→ **Written problem**: Give the count of lines in the data that include the string "MÉDICALE", with no added remarks.

→ **Raw records**:
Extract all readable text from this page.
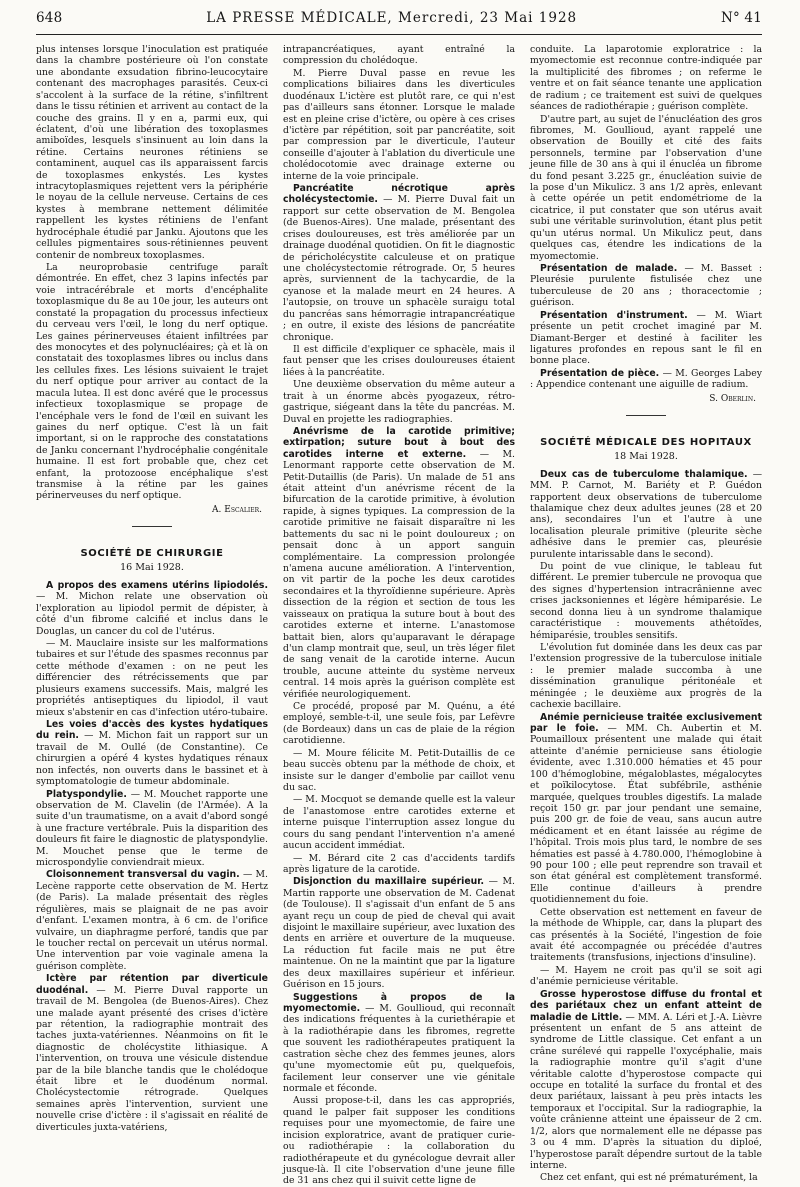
648	LA PRESSE MÉDICALE, Mercredi, 23 Mai 1928	N° 41

plus intenses lorsque l'inoculation est pratiquée dans la chambre postérieure où l'on constate une abondante exsudation fibrino-leucocytaire contenant des macrophages parasités. Ceux-ci s'accolent à la surface de la rétine, s'infiltrent dans le tissu rétinien et arrivent au contact de la couche des grains. Il y en a, parmi eux, qui éclatent, d'où une libération des toxoplasmes amiboïdes, lesquels s'insinuent au loin dans la rétine. Certains neurones rétiniens se contaminent, auquel cas ils apparaissent farcis de toxoplasmes enkystés. Les kystes intracytoplasmiques rejettent vers la périphérie le noyau de la cellule nerveuse. Certains de ces kystes à membrane nettement délimitée rappellent les kystes rétiniens de l'enfant hydrocéphale étudié par Janku. Ajoutons que les cellules pigmentaires sous-rétiniennes peuvent contenir de nombreux toxoplasmes.

La neuroprobasie centrifuge paraît démontrée. En effet, chez 3 lapins infectés par voie intracérébrale et morts d'encéphalite toxoplasmique du 8e au 10e jour, les auteurs ont constaté la propagation du processus infectieux du cerveau vers l'œil, le long du nerf optique. Les gaines périnerveuses étaient infiltrées par des monocytes et des polynucléaires; çà et là on constatait des toxoplasmes libres ou inclus dans les cellules fixes. Les lésions suivaient le trajet du nerf optique pour arriver au contact de la macula lutea. Il est donc avéré que le processus infectieux toxoplasmique se propage de l'encéphale vers le fond de l'œil en suivant les gaines du nerf optique. C'est là un fait important, si on le rapproche des constatations de Janku concernant l'hydrocéphalie congénitale humaine. Il est fort probable que, chez cet enfant, la protozoose encéphalique s'est transmise à la rétine par les gaines périnerveuses du nerf optique.

A. Escalier.
SOCIÉTÉ DE CHIRURGIE
16 Mai 1928.

A propos des examens utérins lipiodolés. — M. Michon relate une observation où l'exploration au lipiodol permit de dépister, à côté d'un fibrome calcifié et inclus dans le Douglas, un cancer du col de l'utérus.

— M. Mauclaire insiste sur les malformations tubaires et sur l'étude des spasmes reconnus par cette méthode d'examen : on ne peut les différencier des rétrécissements que par plusieurs examens successifs. Mais, malgré les propriétés antiseptiques du lipiodol, il vaut mieux s'abstenir en cas d'infection utéro-tubaire.

Les voies d'accès des kystes hydatiques du rein. — M. Michon fait un rapport sur un travail de M. Oullé (de Constantine). Ce chirurgien a opéré 4 kystes hydatiques rénaux non infectés, non ouverts dans le bassinet et à symptomatologie de tumeur abdominale.

Platyspondylie. — M. Mouchet rapporte une observation de M. Clavelin (de l'Armée). A la suite d'un traumatisme, on a avait d'abord songé à une fracture vertébrale. Puis la disparition des douleurs fit faire le diagnostic de platyspondylie. M. Mouchet pense que le terme de microspondylie conviendrait mieux.

Cloisonnement transversal du vagin. — M. Lecène rapporte cette observation de M. Hertz (de Paris). La malade présentait des règles régulières, mais se plaignait de ne pas avoir d'enfant. L'examen montra, à 6 cm. de l'orifice vulvaire, un diaphragme perforé, tandis que par le toucher rectal on percevait un utérus normal. Une intervention par voie vaginale amena la guérison complète.

Ictère par rétention par diverticule duodénal. — M. Pierre Duval rapporte un travail de M. Bengolea (de Buenos-Aires). Chez une malade ayant présenté des crises d'ictère par rétention, la radiographie montrait des taches juxta-vatériennes. Néanmoins on fit le diagnostic de cholécystite lithiasique. A l'intervention, on trouva une vésicule distendue par de la bile blanche tandis que le cholédoque était libre et le duodénum normal. Cholécystectomie rétrograde. Quelques semaines après l'intervention, survient une nouvelle crise d'ictère : il s'agissait en réalité de diverticules juxta-vatériens,

intrapancréatiques, ayant entraîné la compression du cholédoque.

M. Pierre Duval passe en revue les complications biliaires dans les diverticules duodénaux L'ictère est plutôt rare, ce qui n'est pas d'ailleurs sans étonner. Lorsque le malade est en pleine crise d'ictère, ou opère à ces crises d'ictère par répétition, soit par pancréatite, soit par compression par le diverticule, l'auteur conseille d'ajouter à l'ablation du diverticule une cholédocotomie avec drainage externe ou interne de la voie principale.

Pancréatite nécrotique après cholécystectomie. — M. Pierre Duval fait un rapport sur cette observation de M. Bengolea (de Buenos-Aires). Une malade, présentant des crises douloureuses, est très améliorée par un drainage duodénal quotidien. On fit le diagnostic de péricholécystite calculeuse et on pratique une cholécystectomie rétrograde. Or, 5 heures après, surviennent de la tachycardie, de la cyanose et la malade meurt en 24 heures. A l'autopsie, on trouve un sphacèle suraigu total du pancréas sans hémorragie intrapancréatique ; en outre, il existe des lésions de pancréatite chronique.

Il est difficile d'expliquer ce sphacèle, mais il faut penser que les crises douloureuses étaient liées à la pancréatite.

Une deuxième observation du même auteur a trait à un énorme abcès pyogazeux, rétro-gastrique, siégeant dans la tête du pancréas. M. Duval en projette les radiographies.

Anévrisme de la carotide primitive; extirpation; suture bout à bout des carotides interne et externe. — M. Lenormant rapporte cette observation de M. Petit-Dutaillis (de Paris). Un malade de 51 ans était atteint d'un anévrisme récent de la bifurcation de la carotide primitive, à évolution rapide, à signes typiques. La compression de la carotide primitive ne faisait disparaître ni les battements du sac ni le point douloureux ; on pensait donc à un apport sanguin complémentaire. La compression prolongée n'amena aucune amélioration. A l'intervention, on vit partir de la poche les deux carotides secondaires et la thyroïdienne supérieure. Après dissection de la région et section de tous les vaisseaux on pratiqua la suture bout à bout des carotides externe et interne. L'anastomose battait bien, alors qu'auparavant le dérapage d'un clamp montrait que, seul, un très léger filet de sang venait de la carotide interne. Aucun trouble, aucune atteinte du système nerveux central. 14 mois après la guérison complète est vérifiée neurologiquement.

Ce procédé, proposé par M. Quénu, a été employé, semble-t-il, une seule fois, par Lefèvre (de Bordeaux) dans un cas de plaie de la région carotidienne.

— M. Moure félicite M. Petit-Dutaillis de ce beau succès obtenu par la méthode de choix, et insiste sur le danger d'embolie par caillot venu du sac.

— M. Mocquot se demande quelle est la valeur de l'anastomose entre carotides externe et interne puisque l'interruption assez longue du cours du sang pendant l'intervention n'a amené aucun accident immédiat.

— M. Bérard cite 2 cas d'accidents tardifs après ligature de la carotide.

Disjonction du maxillaire supérieur. — M. Martin rapporte une observation de M. Cadenat (de Toulouse). Il s'agissait d'un enfant de 5 ans ayant reçu un coup de pied de cheval qui avait disjoint le maxillaire supérieur, avec luxation des dents en arrière et ouverture de la muqueuse. La réduction fut facile mais ne put être maintenue. On ne la maintint que par la ligature des deux maxillaires supérieur et inférieur. Guérison en 15 jours.

Suggestions à propos de la myomectomie. — M. Goullioud, qui reconnaît des indications fréquentes à la curiethérapie et à la radiothérapie dans les fibromes, regrette que souvent les radiothérapeutes pratiquent la castration sèche chez des femmes jeunes, alors qu'une myomectomie eût pu, quelquefois, facilement leur conserver une vie génitale normale et féconde.

Aussi propose-t-il, dans les cas appropriés, quand le palper fait supposer les conditions requises pour une myomectomie, de faire une incision exploratrice, avant de pratiquer curie- ou radiothérapie : la collaboration du radiothérapeute et du gynécologue devrait aller jusque-là. Il cite l'observation d'une jeune fille de 31 ans chez qui il suivit cette ligne de

conduite. La laparotomie exploratrice : la myomectomie est reconnue contre-indiquée par la multiplicité des fibromes ; on referme le ventre et on fait séance tenante une application de radium ; ce traitement est suivi de quelques séances de radiothérapie ; guérison complète.

D'autre part, au sujet de l'énucléation des gros fibromes, M. Goullioud, ayant rappelé une observation de Bouilly et cité des faits personnels, termine par l'observation d'une jeune fille de 30 ans à qui il énucléa un fibrome du fond pesant 3.225 gr., énucléation suivie de la pose d'un Mikulicz. 3 ans 1/2 après, enlevant à cette opérée un petit endométriome de la cicatrice, il put constater que son utérus avait subi une véritable surinvolution, étant plus petit qu'un utérus normal. Un Mikulicz peut, dans quelques cas, étendre les indications de la myomectomie.

Présentation de malade. — M. Basset : Pleurésie purulente fistulisée chez une tuberculeuse de 20 ans ; thoracectomie ; guérison.

Présentation d'instrument. — M. Wiart présente un petit crochet imaginé par M. Diamant-Berger et destiné à faciliter les ligatures profondes en repous sant le fil en bonne place.

Présentation de pièce. — M. Georges Labey : Appendice contenant une aiguille de radium.

S. Oberlin.
SOCIÉTÉ MÉDICALE DES HOPITAUX
18 Mai 1928.

Deux cas de tuberculome thalamique. — MM. P. Carnot, M. Bariéty et P. Guédon rapportent deux observations de tuberculome thalamique chez deux adultes jeunes (28 et 20 ans), secondaires l'un et l'autre à une localisation pleurale primitive (pleurite sèche adhésive dans le premier cas, pleurésie purulente intarissable dans le second).

Du point de vue clinique, le tableau fut différent. Le premier tubercule ne provoqua que des signes d'hypertension intracrânienne avec crises jacksoniennes et légère hémiparésie. Le second donna lieu à un syndrome thalamique caractéristique : mouvements athétoïdes, hémiparésie, troubles sensitifs.

L'évolution fut dominée dans les deux cas par l'extension progressive de la tuberculose initiale : le premier malade succomba à une dissémination granulique péritonéale et méningée ; le deuxième aux progrès de la cachexie bacillaire.

Anémie pernicieuse traitée exclusivement par le foie. — MM. Ch. Aubertin et M. Poumailloux présentent une malade qui était atteinte d'anémie pernicieuse sans étiologie évidente, avec 1.310.000 hématies et 45 pour 100 d'hémoglobine, mégaloblastes, mégalocytes et poïkilocytose. État subfébrile, asthénie marquée, quelques troubles digestifs. La malade reçoit 150 gr. par jour pendant une semaine, puis 200 gr. de foie de veau, sans aucun autre médicament et en étant laissée au régime de l'hôpital. Trois mois plus tard, le nombre de ses hématies est passé à 4.780.000, l'hémoglobine à 90 pour 100 ; elle peut reprendre son travail et son état général est complètement transformé. Elle continue d'ailleurs à prendre quotidiennement du foie.

Cette observation est nettement en faveur de la méthode de Whipple, car, dans la plupart des cas présentés à la Société, l'ingestion de foie avait été accompagnée ou précédée d'autres traitements (transfusions, injections d'insuline).

— M. Hayem ne croit pas qu'il se soit agi d'anémie pernicieuse véritable.

Grosse hyperostose diffuse du frontal et des pariétaux chez un enfant atteint de maladie de Little. — MM. A. Léri et J.-A. Lièvre présentent un enfant de 5 ans atteint de syndrome de Little classique. Cet enfant a un crâne surélevé qui rappelle l'oxycéphalie, mais la radiographie montre qu'il s'agit d'une véritable calotte d'hyperostose compacte qui occupe en totalité la surface du frontal et des deux pariétaux, laissant à peu près intacts les temporaux et l'occipital. Sur la radiographie, la voûte crânienne atteint une épaisseur de 2 cm. 1/2, alors que normalement elle ne dépasse pas 3 ou 4 mm. D'après la situation du diploé, l'hyperostose paraît dépendre surtout de la table interne.

Chez cet enfant, qui est né prématurément, la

→ **Exercise answer**: 2